### GIVEN INSTRUCTION
Comb the records below for the string "right" and copy each line where it turns up.

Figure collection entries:
▬▬▬▬▬▬
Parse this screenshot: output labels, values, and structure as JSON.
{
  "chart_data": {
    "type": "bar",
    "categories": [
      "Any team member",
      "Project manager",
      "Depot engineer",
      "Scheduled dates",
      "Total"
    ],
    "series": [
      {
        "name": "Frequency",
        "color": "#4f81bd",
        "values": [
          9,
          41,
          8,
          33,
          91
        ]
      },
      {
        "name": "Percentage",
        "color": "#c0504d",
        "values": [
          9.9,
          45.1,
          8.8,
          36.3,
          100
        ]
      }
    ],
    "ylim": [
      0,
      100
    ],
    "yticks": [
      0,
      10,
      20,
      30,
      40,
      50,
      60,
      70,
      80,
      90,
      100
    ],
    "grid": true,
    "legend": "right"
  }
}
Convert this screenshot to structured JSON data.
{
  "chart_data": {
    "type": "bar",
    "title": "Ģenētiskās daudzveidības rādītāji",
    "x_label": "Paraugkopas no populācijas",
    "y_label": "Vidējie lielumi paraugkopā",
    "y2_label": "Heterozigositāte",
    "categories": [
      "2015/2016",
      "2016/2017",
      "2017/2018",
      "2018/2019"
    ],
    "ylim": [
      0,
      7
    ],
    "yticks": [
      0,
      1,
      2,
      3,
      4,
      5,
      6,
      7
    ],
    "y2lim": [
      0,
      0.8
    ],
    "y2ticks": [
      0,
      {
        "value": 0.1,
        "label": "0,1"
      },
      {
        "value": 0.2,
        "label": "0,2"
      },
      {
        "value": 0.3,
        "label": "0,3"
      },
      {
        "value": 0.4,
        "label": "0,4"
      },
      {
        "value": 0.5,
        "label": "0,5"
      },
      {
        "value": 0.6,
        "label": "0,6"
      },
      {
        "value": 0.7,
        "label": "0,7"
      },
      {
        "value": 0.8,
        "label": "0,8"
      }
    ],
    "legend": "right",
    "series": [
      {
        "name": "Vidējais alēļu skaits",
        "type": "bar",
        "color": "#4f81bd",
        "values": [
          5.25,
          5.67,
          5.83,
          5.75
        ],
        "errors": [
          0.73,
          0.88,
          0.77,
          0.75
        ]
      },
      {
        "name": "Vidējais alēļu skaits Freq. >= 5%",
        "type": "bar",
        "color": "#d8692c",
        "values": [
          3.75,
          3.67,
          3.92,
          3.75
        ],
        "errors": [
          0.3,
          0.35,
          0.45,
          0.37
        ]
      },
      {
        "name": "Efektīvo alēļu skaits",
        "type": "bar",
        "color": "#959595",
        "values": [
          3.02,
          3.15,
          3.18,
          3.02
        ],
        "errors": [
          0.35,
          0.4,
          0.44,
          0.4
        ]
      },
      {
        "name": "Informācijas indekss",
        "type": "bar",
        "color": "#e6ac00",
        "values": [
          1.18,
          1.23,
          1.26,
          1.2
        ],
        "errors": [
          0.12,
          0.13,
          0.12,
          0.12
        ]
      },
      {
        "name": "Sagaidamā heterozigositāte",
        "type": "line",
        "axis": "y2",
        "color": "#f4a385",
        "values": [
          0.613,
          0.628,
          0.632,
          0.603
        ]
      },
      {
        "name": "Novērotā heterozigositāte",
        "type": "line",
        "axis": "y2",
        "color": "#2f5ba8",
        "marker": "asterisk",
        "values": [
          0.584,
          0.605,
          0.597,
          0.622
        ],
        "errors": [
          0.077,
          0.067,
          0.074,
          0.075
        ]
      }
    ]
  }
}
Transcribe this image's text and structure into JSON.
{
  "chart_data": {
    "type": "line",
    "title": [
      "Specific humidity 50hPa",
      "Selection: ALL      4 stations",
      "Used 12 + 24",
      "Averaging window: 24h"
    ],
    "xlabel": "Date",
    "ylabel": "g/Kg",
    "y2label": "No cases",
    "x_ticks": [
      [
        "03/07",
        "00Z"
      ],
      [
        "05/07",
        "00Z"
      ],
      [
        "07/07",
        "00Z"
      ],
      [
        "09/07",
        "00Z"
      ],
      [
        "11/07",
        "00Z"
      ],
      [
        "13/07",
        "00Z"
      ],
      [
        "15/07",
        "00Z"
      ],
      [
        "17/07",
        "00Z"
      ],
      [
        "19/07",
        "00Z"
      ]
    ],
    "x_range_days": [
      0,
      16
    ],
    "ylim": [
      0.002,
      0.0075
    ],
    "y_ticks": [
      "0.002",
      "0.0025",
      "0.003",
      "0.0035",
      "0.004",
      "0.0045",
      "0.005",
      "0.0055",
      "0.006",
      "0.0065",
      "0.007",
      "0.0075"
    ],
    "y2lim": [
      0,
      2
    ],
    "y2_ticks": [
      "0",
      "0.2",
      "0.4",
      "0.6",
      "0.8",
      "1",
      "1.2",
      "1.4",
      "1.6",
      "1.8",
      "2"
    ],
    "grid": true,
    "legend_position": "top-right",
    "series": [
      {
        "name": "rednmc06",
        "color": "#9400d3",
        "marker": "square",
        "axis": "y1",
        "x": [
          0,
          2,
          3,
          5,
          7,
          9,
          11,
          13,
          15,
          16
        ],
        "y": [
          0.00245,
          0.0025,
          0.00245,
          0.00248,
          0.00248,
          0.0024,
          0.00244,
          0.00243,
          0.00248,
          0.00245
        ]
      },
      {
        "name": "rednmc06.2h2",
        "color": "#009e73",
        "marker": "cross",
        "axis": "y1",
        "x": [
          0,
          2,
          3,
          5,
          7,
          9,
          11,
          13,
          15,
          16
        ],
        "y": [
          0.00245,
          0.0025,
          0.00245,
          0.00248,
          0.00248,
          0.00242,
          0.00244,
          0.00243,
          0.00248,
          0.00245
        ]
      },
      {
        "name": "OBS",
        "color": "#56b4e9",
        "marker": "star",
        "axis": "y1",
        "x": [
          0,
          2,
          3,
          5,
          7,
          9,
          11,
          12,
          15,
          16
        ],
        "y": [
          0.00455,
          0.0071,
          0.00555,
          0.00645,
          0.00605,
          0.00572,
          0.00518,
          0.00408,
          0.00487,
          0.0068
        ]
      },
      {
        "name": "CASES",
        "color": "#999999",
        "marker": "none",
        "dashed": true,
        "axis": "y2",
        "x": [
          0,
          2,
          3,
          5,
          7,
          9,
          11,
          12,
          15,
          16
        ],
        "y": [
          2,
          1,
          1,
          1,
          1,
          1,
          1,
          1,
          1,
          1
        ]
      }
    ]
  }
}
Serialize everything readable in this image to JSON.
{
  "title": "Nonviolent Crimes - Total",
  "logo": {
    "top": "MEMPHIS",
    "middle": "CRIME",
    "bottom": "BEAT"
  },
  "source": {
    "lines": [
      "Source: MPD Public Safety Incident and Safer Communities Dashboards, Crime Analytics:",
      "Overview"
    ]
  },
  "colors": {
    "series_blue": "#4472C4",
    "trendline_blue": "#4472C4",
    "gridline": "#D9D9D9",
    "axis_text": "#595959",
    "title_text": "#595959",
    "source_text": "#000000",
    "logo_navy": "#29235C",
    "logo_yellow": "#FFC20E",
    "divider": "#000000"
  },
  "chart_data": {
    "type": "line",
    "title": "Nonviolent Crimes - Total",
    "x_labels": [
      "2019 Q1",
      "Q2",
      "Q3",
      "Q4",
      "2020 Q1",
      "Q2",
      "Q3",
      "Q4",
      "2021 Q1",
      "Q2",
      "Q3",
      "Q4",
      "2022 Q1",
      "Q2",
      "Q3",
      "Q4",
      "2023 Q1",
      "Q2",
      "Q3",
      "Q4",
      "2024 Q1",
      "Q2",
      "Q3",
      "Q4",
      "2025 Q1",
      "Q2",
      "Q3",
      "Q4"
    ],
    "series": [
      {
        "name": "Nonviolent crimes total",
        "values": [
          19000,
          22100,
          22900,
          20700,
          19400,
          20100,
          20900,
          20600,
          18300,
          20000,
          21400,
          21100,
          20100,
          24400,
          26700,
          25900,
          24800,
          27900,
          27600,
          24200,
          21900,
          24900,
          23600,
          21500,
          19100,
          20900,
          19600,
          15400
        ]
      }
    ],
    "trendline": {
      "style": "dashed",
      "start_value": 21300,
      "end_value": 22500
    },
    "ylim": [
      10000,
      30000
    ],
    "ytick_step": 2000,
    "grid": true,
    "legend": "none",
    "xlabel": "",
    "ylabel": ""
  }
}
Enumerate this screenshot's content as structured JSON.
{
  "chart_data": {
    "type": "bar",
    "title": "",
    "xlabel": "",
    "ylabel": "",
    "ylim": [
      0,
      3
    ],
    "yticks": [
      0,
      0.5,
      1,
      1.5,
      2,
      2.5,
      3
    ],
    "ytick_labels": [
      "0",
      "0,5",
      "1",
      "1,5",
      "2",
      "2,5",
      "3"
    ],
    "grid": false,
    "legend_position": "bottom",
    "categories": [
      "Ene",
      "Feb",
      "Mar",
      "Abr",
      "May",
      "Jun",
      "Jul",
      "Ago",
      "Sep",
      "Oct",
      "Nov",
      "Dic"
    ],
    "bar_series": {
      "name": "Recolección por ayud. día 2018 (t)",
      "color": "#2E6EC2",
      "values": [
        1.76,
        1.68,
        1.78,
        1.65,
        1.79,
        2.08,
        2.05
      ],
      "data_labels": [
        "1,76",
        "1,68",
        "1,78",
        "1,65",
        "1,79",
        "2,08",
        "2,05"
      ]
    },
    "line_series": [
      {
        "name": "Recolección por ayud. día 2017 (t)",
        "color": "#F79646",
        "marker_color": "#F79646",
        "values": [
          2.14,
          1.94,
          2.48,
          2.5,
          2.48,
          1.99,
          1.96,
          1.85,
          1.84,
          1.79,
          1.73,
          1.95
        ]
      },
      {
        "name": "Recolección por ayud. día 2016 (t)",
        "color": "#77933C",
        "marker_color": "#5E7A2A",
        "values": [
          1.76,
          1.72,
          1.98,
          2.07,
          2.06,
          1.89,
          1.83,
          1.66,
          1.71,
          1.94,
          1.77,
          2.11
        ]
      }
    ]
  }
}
▬▬▬▬▬▬
### SOLUTION TO THIS EXERCISE
    "legend": "right"
    "legend": "right",
    "legend_position": "top-right",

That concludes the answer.